Exercise prompt
Your task is to filter the data below down to the lines holding "汉武水厂水源地".

Source material
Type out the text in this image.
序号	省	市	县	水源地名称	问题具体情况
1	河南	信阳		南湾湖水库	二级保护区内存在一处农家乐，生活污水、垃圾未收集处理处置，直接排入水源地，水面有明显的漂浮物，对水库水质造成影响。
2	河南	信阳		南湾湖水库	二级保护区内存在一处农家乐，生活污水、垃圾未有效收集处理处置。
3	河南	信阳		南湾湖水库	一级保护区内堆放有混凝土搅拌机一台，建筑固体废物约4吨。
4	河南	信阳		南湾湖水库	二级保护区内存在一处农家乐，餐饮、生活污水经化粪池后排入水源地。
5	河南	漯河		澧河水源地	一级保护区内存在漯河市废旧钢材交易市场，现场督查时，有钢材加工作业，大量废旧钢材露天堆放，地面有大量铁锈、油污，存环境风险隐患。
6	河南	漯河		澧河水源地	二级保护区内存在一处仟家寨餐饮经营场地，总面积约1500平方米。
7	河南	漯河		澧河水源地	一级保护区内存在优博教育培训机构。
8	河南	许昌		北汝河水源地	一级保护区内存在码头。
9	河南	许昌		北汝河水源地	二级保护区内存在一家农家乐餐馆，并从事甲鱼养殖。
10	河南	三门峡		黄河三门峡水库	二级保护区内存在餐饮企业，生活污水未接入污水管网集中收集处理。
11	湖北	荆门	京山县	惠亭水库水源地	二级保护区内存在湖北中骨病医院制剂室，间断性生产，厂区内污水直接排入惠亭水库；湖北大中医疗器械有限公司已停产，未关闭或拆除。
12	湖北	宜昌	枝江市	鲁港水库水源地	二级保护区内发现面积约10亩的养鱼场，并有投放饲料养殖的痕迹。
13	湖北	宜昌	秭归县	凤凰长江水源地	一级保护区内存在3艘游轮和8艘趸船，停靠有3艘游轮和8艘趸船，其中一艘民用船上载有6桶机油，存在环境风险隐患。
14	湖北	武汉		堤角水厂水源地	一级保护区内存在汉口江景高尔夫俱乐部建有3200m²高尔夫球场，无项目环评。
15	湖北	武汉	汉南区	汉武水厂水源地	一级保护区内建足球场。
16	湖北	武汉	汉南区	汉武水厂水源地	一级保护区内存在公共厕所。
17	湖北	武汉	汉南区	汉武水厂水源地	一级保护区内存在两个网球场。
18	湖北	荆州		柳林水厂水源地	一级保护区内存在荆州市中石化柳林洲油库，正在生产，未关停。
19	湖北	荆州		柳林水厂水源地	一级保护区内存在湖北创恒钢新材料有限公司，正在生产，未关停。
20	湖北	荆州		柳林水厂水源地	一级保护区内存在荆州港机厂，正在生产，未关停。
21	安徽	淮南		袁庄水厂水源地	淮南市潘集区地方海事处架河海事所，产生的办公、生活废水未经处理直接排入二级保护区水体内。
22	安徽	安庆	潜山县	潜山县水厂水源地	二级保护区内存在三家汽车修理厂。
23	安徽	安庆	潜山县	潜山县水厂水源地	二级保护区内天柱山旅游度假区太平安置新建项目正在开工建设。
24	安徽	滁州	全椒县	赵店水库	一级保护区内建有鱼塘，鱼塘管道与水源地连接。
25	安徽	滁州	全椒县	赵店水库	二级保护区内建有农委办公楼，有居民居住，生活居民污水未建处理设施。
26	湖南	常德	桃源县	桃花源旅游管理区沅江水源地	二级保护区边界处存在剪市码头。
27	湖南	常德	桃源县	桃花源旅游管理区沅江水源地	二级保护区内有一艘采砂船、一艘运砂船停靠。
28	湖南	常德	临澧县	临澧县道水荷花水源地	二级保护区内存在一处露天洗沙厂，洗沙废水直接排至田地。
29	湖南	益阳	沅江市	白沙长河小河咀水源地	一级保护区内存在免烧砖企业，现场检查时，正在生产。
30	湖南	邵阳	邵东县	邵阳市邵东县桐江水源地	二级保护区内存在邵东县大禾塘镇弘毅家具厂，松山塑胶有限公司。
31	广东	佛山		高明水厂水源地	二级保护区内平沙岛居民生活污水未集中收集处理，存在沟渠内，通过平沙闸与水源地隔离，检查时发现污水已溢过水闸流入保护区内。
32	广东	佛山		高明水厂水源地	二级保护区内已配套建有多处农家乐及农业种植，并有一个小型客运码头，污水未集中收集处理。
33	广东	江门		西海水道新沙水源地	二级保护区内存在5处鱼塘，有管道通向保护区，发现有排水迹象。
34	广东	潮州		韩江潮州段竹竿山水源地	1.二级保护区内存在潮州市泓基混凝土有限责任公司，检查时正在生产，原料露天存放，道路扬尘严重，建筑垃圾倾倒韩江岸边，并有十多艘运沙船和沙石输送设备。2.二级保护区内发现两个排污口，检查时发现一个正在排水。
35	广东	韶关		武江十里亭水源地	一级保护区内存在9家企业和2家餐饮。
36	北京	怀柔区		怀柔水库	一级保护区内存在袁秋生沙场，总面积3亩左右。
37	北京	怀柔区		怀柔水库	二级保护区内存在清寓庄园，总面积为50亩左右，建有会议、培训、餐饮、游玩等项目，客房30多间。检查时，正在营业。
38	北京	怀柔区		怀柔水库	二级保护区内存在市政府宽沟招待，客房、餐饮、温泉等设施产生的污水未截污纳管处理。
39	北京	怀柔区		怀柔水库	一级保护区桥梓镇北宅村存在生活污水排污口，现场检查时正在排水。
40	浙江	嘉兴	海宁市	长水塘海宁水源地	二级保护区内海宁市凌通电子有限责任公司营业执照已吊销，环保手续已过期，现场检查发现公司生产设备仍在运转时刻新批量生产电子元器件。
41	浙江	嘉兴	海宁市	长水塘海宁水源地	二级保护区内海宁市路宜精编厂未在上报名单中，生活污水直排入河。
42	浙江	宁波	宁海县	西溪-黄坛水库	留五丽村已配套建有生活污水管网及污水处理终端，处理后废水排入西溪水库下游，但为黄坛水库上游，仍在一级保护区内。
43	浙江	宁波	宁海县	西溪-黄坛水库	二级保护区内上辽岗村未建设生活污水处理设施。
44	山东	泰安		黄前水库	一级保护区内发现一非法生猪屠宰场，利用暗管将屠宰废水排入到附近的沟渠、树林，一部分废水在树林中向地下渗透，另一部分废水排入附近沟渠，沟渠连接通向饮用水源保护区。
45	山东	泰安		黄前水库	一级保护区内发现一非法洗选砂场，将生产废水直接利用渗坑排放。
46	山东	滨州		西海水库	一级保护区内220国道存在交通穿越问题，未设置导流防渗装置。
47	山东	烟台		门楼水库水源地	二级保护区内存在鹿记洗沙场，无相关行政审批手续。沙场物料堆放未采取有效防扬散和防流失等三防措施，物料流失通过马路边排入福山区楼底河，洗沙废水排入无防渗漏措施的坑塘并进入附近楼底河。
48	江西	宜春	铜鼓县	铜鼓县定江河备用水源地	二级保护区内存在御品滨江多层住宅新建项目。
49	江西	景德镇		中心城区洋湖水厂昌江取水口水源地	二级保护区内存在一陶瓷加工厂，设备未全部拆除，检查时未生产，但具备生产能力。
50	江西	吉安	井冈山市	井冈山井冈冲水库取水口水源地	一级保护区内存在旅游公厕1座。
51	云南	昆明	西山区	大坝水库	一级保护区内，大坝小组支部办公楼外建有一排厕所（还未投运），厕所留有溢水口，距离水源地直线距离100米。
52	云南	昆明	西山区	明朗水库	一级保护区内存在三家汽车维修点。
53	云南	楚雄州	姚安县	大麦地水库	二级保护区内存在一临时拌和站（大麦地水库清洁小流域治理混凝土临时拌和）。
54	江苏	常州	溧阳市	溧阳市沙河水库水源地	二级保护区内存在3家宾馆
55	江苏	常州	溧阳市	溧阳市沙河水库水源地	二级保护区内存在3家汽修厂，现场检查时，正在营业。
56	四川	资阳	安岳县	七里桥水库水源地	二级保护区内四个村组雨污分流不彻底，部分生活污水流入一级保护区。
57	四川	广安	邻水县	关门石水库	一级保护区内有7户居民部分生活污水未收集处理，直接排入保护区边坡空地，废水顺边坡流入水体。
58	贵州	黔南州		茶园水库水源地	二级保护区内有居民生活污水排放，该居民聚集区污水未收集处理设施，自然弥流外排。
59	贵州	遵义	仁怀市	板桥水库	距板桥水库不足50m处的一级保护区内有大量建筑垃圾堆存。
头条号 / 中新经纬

Answer in full
15	湖北	武汉	汉南区	汉武水厂水源地	一级保护区内建足球场。
16	湖北	武汉	汉南区	汉武水厂水源地	一级保护区内存在公共厕所。
17	湖北	武汉	汉南区	汉武水厂水源地	一级保护区内存在两个网球场。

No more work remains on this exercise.